## Begin
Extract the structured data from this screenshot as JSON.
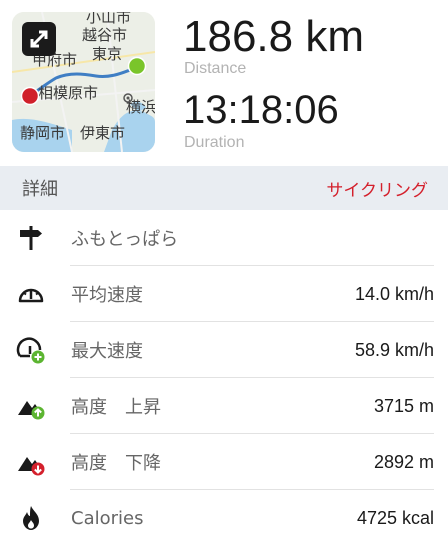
{
  "map": {
    "labels": [
      "小山市",
      "越谷市",
      "甲府市",
      "東京",
      "相模原市",
      "横浜",
      "静岡市",
      "伊東市"
    ]
  },
  "summary": {
    "distance_value": "186.8 km",
    "distance_caption": "Distance",
    "duration_value": "13:18:06",
    "duration_caption": "Duration"
  },
  "details": {
    "title": "詳細",
    "activity_type": "サイクリング",
    "accent_color": "#d4202c",
    "rows": [
      {
        "icon": "signpost-icon",
        "label": "ふもとっぱら",
        "value": ""
      },
      {
        "icon": "speedometer-icon",
        "label": "平均速度",
        "value": "14.0 km/h"
      },
      {
        "icon": "speedometer-max-icon",
        "label": "最大速度",
        "value": "58.9 km/h"
      },
      {
        "icon": "elevation-up-icon",
        "label": "高度　上昇",
        "value": "3715 m"
      },
      {
        "icon": "elevation-down-icon",
        "label": "高度　下降",
        "value": "2892 m"
      },
      {
        "icon": "flame-icon",
        "label": "Calories",
        "value": "4725 kcal"
      }
    ]
  }
}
## End
Each record above should be copied character for character, with pictures dropped.

Extract the structured data from this screenshot as JSON.
{
  "map": {
    "labels": [
      "小山市",
      "越谷市",
      "甲府市",
      "東京",
      "相模原市",
      "横浜",
      "静岡市",
      "伊東市"
    ]
  },
  "summary": {
    "distance_value": "186.8 km",
    "distance_caption": "Distance",
    "duration_value": "13:18:06",
    "duration_caption": "Duration"
  },
  "details": {
    "title": "詳細",
    "activity_type": "サイクリング",
    "accent_color": "#d4202c",
    "rows": [
      {
        "icon": "signpost-icon",
        "label": "ふもとっぱら",
        "value": ""
      },
      {
        "icon": "speedometer-icon",
        "label": "平均速度",
        "value": "14.0 km/h"
      },
      {
        "icon": "speedometer-max-icon",
        "label": "最大速度",
        "value": "58.9 km/h"
      },
      {
        "icon": "elevation-up-icon",
        "label": "高度　上昇",
        "value": "3715 m"
      },
      {
        "icon": "elevation-down-icon",
        "label": "高度　下降",
        "value": "2892 m"
      },
      {
        "icon": "flame-icon",
        "label": "Calories",
        "value": "4725 kcal"
      }
    ]
  }
}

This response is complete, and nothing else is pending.